→ Work to complete: Comb through the entries for "screenshot" and pull out each line that holds it.

= = = = = = =

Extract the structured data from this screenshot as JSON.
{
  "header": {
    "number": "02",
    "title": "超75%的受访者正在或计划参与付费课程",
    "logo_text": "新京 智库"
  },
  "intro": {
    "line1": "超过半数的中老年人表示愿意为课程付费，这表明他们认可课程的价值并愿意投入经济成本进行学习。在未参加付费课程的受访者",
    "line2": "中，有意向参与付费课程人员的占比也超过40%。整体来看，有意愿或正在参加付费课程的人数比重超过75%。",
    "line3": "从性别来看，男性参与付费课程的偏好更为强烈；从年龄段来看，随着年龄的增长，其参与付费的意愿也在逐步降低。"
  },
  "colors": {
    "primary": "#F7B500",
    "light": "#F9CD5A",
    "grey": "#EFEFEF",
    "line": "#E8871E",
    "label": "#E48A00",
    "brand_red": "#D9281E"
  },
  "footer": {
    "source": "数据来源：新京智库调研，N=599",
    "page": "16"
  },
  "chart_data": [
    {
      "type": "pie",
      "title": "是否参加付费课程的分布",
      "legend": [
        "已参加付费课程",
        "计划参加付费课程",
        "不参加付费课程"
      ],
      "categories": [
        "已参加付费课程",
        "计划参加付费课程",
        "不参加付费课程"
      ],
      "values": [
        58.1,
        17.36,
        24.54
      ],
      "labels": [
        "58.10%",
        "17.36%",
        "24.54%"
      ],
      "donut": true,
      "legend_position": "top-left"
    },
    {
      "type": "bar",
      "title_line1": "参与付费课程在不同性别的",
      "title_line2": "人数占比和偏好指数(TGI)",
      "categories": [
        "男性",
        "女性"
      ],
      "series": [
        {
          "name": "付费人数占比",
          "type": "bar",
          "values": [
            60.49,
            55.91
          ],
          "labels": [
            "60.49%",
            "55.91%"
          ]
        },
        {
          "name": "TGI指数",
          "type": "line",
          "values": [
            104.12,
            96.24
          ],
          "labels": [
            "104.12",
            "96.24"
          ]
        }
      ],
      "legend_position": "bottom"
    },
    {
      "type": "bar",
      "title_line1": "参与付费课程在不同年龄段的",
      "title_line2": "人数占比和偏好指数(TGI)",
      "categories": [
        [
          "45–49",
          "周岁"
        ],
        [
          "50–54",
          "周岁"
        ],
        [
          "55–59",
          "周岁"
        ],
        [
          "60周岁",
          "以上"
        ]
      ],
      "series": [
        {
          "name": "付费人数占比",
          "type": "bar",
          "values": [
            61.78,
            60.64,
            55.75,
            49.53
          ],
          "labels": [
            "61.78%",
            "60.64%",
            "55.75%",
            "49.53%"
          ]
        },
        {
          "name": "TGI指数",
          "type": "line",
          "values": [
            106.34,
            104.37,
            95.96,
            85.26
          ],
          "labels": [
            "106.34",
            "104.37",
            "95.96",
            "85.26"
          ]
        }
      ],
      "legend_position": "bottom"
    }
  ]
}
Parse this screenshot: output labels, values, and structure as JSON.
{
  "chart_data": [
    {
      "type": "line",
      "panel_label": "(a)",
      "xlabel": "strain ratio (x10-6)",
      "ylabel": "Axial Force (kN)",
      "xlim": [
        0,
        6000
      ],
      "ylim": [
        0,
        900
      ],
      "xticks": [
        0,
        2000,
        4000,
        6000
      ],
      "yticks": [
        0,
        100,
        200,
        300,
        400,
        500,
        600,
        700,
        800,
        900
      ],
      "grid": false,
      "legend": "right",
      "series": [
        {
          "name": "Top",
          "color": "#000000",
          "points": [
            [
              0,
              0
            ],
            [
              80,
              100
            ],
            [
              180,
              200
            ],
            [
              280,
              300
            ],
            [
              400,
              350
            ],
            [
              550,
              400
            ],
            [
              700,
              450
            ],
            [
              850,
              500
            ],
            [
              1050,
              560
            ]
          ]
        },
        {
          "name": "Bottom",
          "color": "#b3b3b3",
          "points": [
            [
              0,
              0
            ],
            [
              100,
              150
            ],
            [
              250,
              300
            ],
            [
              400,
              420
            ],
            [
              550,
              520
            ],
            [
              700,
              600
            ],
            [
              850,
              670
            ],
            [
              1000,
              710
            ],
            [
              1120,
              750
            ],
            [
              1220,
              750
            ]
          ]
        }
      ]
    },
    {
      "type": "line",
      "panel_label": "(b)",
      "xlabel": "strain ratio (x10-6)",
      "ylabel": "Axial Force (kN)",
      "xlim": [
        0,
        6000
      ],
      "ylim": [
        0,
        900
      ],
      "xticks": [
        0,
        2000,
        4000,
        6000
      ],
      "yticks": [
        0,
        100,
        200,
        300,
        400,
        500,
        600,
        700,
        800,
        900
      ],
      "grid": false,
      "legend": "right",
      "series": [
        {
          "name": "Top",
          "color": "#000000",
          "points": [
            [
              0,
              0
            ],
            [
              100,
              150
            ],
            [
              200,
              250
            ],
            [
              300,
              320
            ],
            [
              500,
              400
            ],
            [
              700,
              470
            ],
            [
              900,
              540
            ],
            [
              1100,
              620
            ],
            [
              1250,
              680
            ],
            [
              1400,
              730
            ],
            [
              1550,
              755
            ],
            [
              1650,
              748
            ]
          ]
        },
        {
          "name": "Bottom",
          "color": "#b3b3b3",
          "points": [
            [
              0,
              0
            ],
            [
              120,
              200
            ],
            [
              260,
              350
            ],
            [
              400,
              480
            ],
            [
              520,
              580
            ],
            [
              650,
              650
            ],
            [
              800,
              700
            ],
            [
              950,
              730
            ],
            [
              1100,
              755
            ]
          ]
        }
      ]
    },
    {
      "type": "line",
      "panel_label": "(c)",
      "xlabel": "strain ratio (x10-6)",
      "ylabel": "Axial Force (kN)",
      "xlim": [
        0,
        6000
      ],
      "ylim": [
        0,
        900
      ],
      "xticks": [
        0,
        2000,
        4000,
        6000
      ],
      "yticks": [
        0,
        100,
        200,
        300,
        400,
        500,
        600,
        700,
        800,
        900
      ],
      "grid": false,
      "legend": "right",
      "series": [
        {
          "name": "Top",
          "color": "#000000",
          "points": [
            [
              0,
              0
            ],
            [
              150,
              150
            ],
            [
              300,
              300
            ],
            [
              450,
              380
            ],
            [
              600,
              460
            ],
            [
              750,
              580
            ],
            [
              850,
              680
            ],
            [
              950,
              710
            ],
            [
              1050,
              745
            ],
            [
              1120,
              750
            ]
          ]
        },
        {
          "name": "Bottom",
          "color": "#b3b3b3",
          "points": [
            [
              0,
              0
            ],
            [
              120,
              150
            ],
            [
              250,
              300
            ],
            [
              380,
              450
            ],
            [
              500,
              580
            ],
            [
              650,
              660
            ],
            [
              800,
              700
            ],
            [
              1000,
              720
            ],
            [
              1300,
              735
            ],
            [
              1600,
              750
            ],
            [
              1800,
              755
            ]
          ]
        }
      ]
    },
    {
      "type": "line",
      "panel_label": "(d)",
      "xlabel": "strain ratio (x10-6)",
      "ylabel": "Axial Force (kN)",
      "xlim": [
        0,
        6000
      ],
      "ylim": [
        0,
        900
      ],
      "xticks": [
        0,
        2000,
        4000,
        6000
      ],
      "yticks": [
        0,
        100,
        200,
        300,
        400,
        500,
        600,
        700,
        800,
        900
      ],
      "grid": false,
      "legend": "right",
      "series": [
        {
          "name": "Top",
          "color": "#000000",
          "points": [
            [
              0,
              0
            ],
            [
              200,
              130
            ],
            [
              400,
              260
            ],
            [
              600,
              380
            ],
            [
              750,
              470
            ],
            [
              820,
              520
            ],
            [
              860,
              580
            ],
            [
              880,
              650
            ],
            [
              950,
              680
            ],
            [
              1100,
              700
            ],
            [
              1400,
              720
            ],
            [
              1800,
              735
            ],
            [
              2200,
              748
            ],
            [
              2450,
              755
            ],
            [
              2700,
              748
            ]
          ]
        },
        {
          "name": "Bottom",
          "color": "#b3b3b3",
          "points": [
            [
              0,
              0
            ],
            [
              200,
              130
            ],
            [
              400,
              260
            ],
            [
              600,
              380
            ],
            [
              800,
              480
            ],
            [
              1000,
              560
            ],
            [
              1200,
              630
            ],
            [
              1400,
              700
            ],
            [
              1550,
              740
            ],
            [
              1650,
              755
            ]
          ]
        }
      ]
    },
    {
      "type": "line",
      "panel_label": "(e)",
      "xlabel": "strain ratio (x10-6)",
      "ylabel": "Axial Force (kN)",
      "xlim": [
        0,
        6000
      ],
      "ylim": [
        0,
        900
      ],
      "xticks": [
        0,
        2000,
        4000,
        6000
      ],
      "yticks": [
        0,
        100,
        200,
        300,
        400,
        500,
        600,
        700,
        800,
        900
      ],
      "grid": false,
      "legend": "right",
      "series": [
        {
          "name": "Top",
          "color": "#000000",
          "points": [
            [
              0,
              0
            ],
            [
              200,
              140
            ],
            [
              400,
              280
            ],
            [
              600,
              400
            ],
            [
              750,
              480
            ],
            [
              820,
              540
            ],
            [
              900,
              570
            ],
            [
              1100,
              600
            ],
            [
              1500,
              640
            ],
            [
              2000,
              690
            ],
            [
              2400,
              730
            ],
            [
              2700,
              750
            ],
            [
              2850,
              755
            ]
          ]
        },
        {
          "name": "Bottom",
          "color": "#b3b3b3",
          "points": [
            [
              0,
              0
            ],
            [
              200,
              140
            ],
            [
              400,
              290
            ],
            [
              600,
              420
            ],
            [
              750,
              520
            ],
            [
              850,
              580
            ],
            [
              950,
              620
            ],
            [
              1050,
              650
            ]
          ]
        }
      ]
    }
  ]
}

= = = = = = =

→ Solution to this task:
Extract the structured data from this screenshot as JSON.
Parse this screenshot: output labels, values, and structure as JSON.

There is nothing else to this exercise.